==== Raw data

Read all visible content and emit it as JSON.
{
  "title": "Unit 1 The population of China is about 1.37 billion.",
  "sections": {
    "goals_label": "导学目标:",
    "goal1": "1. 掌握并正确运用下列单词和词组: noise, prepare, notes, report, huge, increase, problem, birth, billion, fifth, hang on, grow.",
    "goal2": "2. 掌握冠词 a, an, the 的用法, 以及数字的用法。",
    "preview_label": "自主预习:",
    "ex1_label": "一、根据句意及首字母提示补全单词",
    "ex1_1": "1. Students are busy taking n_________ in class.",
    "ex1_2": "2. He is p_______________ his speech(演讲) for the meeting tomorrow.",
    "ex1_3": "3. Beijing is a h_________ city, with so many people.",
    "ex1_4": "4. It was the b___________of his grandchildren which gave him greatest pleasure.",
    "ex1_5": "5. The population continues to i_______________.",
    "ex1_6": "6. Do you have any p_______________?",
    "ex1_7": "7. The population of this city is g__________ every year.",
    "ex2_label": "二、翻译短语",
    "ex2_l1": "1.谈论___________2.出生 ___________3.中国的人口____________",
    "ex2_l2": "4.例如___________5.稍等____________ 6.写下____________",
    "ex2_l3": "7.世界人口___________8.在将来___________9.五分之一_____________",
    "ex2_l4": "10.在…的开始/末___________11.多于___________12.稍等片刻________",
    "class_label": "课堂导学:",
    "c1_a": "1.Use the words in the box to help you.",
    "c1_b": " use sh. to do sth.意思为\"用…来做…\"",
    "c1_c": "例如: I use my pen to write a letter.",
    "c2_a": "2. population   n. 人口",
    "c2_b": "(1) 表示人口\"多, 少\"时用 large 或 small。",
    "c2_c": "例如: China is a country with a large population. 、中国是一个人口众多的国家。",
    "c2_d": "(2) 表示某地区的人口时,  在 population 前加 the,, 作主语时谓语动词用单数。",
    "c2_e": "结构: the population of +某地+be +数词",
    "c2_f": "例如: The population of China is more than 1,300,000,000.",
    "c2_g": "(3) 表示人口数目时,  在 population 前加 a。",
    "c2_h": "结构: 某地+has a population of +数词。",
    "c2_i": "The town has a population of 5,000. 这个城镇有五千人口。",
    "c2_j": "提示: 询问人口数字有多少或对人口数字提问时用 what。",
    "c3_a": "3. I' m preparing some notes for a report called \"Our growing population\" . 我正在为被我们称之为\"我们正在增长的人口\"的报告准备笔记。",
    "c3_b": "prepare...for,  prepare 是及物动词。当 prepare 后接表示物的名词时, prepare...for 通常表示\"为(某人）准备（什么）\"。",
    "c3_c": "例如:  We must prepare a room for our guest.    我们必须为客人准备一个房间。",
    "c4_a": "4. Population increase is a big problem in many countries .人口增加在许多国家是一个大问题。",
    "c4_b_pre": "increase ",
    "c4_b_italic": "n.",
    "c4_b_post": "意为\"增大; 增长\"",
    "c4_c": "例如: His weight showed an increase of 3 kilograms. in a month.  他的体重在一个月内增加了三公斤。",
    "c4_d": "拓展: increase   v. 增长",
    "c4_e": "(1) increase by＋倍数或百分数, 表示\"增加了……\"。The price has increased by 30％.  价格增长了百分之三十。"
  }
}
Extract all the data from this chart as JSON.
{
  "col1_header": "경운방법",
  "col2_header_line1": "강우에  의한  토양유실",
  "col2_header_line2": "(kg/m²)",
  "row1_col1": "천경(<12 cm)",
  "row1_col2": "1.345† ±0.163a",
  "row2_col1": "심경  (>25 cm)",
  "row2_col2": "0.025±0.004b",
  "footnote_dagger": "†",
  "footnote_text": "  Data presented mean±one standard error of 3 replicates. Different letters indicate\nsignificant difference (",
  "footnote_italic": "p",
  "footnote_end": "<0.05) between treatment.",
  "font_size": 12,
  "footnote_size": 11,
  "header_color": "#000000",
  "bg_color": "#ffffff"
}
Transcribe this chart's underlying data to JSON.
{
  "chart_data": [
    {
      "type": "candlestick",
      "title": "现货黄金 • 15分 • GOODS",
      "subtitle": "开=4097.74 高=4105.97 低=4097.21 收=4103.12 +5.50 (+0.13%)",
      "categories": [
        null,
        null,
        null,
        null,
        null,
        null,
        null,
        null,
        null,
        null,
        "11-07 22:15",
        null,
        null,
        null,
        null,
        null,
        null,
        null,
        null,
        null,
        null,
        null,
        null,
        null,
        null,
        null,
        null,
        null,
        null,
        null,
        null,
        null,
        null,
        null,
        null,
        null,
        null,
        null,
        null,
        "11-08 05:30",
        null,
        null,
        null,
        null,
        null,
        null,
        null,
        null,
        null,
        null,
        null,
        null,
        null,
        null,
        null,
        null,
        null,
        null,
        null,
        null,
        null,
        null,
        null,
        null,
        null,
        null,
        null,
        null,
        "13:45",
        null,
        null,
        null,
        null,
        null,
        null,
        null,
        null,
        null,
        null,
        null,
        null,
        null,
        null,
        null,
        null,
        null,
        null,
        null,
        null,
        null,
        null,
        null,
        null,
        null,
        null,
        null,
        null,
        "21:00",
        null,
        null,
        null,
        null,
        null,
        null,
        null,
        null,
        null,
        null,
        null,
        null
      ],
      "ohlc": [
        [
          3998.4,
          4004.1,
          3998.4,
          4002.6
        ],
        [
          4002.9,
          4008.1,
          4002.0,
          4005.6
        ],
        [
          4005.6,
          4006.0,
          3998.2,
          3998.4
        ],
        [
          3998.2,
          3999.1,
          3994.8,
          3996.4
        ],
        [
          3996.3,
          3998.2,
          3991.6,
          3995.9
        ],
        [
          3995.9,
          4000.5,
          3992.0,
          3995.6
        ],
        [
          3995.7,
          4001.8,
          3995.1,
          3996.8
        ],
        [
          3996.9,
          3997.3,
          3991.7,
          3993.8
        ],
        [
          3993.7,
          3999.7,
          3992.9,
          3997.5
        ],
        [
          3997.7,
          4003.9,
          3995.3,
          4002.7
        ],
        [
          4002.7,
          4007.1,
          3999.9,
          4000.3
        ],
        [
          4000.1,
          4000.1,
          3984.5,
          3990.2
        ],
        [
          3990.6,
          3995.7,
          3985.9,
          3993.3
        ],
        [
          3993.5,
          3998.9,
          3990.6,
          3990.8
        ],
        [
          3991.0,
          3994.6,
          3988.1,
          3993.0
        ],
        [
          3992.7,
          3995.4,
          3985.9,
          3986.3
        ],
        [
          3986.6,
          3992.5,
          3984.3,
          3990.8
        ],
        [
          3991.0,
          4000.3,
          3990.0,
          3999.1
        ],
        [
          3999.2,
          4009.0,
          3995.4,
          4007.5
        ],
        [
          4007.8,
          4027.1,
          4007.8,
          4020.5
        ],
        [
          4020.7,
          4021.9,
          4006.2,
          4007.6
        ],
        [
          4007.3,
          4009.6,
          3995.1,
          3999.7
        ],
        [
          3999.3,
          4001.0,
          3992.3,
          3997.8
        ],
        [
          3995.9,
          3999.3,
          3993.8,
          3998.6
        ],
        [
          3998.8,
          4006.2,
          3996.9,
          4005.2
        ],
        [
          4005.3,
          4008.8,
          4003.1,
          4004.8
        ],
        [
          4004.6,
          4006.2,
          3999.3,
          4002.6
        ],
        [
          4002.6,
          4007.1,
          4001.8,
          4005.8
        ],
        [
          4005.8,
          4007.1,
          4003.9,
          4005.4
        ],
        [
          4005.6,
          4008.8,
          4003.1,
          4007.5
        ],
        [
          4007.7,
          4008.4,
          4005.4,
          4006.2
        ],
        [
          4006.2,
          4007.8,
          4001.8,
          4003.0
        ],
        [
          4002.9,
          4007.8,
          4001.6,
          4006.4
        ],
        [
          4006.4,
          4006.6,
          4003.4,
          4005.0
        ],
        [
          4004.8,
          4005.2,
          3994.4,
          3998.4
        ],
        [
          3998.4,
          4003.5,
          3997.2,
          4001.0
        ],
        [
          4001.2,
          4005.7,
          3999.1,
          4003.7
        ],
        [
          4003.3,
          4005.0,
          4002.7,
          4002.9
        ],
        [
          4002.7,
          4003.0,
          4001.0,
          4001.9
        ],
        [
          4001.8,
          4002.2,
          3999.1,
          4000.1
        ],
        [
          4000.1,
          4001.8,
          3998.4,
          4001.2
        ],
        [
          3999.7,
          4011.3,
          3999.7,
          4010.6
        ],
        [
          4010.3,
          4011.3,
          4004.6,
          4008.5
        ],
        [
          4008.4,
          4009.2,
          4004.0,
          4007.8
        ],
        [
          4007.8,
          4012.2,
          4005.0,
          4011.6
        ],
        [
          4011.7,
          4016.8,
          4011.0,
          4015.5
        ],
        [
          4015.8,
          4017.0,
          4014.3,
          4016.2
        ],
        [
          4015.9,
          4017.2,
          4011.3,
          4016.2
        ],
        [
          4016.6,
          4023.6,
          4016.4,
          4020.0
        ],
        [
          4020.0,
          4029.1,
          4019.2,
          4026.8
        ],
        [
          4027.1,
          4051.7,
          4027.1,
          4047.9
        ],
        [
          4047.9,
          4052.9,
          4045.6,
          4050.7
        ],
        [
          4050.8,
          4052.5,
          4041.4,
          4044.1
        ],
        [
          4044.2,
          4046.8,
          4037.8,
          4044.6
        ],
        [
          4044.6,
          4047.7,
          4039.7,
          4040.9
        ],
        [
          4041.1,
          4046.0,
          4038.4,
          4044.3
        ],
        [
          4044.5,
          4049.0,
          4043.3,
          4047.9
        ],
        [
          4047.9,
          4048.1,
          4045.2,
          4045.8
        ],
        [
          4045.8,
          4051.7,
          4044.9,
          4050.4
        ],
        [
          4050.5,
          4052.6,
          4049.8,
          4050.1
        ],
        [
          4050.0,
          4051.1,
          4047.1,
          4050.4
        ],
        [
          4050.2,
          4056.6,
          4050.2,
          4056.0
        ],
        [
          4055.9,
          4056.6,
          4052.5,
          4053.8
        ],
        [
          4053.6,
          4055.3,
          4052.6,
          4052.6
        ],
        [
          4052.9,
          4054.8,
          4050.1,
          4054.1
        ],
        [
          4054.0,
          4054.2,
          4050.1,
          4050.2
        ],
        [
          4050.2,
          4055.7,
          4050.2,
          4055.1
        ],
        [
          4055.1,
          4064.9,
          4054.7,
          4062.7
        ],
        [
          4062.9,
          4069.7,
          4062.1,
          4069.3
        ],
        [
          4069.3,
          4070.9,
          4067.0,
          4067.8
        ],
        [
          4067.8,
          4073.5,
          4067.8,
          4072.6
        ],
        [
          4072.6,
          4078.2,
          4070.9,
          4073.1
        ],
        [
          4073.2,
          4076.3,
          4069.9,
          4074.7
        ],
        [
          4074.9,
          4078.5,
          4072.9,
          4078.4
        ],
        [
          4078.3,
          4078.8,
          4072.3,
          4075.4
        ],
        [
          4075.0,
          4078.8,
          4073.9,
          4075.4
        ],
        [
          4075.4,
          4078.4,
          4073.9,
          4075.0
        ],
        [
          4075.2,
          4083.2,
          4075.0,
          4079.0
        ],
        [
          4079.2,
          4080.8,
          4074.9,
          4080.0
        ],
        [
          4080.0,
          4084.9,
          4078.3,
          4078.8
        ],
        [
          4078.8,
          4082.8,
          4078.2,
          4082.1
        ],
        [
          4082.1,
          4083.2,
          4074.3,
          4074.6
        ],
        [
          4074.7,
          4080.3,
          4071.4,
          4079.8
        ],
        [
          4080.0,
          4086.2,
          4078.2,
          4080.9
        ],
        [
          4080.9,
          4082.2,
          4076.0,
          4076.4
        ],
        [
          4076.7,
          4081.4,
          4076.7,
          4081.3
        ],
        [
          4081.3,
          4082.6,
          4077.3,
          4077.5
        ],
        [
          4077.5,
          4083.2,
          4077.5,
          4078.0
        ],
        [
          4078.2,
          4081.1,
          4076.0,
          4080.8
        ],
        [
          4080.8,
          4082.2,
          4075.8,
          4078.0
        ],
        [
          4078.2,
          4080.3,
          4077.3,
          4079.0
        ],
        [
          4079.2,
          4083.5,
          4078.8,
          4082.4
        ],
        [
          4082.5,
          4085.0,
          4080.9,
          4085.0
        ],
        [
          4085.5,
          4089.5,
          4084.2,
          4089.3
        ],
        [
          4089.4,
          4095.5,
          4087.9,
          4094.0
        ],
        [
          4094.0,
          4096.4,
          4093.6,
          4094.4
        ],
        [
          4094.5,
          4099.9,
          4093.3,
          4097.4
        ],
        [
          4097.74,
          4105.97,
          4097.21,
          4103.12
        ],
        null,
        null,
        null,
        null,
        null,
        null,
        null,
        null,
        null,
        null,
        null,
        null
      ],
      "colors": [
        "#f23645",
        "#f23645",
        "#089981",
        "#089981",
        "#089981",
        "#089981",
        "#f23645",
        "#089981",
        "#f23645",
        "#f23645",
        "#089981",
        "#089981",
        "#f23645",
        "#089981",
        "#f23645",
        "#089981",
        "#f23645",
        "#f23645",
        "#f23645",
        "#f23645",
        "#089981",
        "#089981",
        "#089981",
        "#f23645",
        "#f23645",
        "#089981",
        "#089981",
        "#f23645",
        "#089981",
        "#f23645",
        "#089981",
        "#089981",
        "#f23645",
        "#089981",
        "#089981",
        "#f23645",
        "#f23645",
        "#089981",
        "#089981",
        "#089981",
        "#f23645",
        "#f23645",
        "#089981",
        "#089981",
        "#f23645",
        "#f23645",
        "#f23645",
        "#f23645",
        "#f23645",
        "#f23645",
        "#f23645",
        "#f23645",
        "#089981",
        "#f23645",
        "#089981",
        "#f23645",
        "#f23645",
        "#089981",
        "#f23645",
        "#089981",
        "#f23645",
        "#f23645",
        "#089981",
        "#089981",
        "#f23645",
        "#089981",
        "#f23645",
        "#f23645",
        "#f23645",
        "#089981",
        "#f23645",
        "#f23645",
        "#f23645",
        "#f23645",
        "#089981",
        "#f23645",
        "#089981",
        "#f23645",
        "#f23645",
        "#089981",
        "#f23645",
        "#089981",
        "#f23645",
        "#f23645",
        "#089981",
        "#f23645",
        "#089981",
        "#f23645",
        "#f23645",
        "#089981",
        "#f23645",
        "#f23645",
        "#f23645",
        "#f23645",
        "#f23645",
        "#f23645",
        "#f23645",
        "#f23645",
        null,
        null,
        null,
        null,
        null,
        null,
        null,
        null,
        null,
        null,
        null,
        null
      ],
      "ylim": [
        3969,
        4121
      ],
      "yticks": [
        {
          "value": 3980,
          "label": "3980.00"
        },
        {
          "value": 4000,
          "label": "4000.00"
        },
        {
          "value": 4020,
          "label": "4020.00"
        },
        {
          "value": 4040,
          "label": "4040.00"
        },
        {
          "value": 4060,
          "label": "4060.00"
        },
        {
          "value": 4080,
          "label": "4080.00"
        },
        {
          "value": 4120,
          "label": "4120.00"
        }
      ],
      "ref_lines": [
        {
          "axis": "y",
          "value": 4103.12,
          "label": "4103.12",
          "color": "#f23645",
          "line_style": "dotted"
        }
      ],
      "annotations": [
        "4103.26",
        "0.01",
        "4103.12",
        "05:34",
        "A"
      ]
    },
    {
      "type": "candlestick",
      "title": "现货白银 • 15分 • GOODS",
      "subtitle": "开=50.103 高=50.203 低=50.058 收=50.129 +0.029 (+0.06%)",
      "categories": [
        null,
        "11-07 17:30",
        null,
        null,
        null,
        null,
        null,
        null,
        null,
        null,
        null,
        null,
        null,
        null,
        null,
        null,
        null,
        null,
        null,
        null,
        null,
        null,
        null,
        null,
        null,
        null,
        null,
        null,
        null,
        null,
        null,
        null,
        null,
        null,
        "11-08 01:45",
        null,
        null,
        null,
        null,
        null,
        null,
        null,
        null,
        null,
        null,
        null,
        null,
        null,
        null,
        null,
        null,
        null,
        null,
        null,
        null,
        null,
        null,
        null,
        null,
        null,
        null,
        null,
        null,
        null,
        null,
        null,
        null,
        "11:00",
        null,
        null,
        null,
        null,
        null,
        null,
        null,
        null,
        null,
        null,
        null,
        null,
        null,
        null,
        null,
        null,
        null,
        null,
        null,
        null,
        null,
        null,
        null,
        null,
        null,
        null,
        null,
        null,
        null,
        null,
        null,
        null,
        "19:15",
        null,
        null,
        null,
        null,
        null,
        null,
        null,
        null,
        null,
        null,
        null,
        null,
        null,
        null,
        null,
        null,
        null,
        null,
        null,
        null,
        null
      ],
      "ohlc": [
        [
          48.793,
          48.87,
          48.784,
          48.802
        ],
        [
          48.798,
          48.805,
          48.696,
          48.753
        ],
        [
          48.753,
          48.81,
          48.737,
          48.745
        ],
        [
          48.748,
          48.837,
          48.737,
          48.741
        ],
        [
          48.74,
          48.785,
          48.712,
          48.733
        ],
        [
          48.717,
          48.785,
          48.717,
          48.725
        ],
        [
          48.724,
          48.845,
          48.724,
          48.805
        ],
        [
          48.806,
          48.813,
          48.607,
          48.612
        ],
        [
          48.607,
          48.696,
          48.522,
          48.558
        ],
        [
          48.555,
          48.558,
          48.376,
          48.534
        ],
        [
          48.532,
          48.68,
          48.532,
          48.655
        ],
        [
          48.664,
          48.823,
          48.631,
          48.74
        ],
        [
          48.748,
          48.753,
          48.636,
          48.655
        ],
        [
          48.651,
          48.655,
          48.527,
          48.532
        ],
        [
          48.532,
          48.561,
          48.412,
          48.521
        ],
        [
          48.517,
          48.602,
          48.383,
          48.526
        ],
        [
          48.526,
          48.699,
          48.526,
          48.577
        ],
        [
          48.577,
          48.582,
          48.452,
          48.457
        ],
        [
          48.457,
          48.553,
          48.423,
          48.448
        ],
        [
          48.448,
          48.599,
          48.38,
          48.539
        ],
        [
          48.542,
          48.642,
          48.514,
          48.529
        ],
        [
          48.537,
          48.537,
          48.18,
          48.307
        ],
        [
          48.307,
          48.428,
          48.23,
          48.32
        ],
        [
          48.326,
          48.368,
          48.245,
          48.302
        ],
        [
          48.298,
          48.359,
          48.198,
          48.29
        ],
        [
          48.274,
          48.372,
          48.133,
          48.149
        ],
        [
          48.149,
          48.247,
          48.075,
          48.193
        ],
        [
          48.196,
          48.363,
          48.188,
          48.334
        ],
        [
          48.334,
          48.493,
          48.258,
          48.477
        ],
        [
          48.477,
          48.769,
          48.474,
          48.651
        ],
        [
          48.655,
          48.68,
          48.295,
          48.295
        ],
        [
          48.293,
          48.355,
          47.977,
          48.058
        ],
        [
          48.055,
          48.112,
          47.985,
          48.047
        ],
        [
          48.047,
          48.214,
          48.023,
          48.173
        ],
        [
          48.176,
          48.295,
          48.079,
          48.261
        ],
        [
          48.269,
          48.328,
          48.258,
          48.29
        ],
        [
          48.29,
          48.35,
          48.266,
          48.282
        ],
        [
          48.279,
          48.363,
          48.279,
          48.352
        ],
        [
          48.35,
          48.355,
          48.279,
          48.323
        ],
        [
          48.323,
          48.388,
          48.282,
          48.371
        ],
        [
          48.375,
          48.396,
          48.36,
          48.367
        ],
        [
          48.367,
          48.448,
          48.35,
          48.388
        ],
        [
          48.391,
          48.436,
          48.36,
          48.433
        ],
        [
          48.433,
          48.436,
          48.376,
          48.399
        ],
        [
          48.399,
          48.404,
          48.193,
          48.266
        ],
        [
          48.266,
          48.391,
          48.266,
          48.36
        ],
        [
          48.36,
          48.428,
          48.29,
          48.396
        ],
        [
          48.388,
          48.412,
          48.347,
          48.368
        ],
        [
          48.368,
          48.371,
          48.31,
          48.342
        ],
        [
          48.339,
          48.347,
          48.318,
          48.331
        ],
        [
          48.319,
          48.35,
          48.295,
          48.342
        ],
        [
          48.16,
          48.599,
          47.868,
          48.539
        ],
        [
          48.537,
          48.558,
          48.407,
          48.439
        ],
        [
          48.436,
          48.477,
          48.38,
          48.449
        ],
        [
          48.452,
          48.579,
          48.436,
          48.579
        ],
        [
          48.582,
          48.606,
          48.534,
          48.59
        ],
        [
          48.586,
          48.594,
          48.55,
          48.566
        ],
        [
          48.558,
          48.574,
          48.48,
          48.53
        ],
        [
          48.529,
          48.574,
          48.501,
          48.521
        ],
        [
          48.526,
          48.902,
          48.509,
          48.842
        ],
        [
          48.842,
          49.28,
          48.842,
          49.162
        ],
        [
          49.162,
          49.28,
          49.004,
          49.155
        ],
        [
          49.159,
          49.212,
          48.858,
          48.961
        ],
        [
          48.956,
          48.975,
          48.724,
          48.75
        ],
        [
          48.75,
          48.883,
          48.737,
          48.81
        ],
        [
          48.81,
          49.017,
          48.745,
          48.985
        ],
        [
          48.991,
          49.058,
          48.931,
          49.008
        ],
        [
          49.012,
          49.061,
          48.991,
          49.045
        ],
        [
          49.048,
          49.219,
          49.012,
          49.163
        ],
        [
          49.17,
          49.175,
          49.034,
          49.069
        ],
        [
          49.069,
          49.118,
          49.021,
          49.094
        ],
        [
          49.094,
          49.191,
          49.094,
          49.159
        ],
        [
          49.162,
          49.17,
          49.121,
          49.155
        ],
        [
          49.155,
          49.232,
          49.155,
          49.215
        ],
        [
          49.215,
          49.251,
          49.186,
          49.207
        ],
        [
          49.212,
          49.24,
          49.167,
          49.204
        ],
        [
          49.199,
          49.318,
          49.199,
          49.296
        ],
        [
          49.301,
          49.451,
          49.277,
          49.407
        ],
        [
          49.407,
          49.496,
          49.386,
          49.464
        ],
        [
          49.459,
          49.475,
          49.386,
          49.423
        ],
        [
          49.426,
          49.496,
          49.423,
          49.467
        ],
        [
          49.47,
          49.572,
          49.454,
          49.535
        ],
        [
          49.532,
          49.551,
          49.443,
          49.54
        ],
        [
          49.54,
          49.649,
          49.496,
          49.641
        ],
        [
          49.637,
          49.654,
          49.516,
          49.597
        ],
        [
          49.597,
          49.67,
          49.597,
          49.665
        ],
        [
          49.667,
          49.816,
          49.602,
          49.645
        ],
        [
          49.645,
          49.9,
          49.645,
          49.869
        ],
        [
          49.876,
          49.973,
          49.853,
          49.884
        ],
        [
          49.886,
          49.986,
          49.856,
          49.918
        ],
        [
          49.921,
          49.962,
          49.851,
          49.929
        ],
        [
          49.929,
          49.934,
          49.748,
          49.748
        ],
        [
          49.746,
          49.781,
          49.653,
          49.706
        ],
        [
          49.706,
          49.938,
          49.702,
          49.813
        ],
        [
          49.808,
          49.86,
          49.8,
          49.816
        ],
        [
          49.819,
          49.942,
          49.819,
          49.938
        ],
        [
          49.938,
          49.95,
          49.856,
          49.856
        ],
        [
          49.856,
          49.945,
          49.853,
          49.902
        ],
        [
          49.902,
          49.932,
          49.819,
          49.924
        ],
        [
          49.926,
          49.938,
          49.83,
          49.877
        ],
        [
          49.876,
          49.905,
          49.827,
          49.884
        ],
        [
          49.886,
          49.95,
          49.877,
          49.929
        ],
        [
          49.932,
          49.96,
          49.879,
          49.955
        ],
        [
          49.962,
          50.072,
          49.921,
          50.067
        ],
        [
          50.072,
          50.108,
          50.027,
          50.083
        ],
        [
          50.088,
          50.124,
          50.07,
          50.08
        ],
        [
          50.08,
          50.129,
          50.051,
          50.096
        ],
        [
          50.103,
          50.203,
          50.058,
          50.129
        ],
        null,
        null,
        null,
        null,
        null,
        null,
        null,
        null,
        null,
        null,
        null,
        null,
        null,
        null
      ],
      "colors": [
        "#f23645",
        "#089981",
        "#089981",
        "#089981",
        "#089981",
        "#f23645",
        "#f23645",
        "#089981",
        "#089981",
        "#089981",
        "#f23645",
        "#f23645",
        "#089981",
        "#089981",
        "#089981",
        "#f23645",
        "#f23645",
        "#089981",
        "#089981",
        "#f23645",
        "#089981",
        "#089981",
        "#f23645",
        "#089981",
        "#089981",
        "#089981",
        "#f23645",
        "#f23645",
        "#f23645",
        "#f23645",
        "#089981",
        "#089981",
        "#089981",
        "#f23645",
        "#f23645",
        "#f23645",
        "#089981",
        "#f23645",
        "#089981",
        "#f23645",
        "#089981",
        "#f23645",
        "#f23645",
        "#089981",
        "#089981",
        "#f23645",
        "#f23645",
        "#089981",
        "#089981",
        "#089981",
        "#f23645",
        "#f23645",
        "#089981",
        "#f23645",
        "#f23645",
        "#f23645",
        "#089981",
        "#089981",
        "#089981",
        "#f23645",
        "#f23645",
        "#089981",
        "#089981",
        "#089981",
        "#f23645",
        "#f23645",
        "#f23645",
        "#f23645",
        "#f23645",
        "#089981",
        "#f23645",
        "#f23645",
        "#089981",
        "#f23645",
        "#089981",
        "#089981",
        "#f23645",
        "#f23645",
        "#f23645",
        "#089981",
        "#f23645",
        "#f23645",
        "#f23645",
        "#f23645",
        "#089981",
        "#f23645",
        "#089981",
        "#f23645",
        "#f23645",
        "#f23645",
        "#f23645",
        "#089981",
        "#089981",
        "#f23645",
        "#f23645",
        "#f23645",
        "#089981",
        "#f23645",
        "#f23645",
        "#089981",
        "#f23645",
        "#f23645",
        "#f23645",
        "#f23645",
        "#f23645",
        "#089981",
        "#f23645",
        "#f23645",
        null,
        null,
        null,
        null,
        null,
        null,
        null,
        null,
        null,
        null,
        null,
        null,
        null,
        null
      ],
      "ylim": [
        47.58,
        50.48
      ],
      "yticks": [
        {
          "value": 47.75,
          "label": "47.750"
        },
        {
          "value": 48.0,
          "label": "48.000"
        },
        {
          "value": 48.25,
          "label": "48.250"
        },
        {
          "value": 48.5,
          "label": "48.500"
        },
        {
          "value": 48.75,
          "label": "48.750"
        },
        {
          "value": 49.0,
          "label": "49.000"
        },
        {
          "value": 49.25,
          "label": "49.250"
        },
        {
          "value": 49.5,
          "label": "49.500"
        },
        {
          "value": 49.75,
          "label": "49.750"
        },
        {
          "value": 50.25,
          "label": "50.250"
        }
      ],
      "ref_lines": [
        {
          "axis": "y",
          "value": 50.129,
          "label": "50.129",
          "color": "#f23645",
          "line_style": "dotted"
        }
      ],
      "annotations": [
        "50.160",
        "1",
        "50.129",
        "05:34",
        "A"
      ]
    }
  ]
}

========

* Do this *
Each line that holds the word "large" is to be copied.

* Reply *
    "c2_b": "(1) 表示人口\"多, 少\"时用 large 或 small。",
    "c2_c": "例如: China is a country with a large population. 、中国是一个人口众多的国家。",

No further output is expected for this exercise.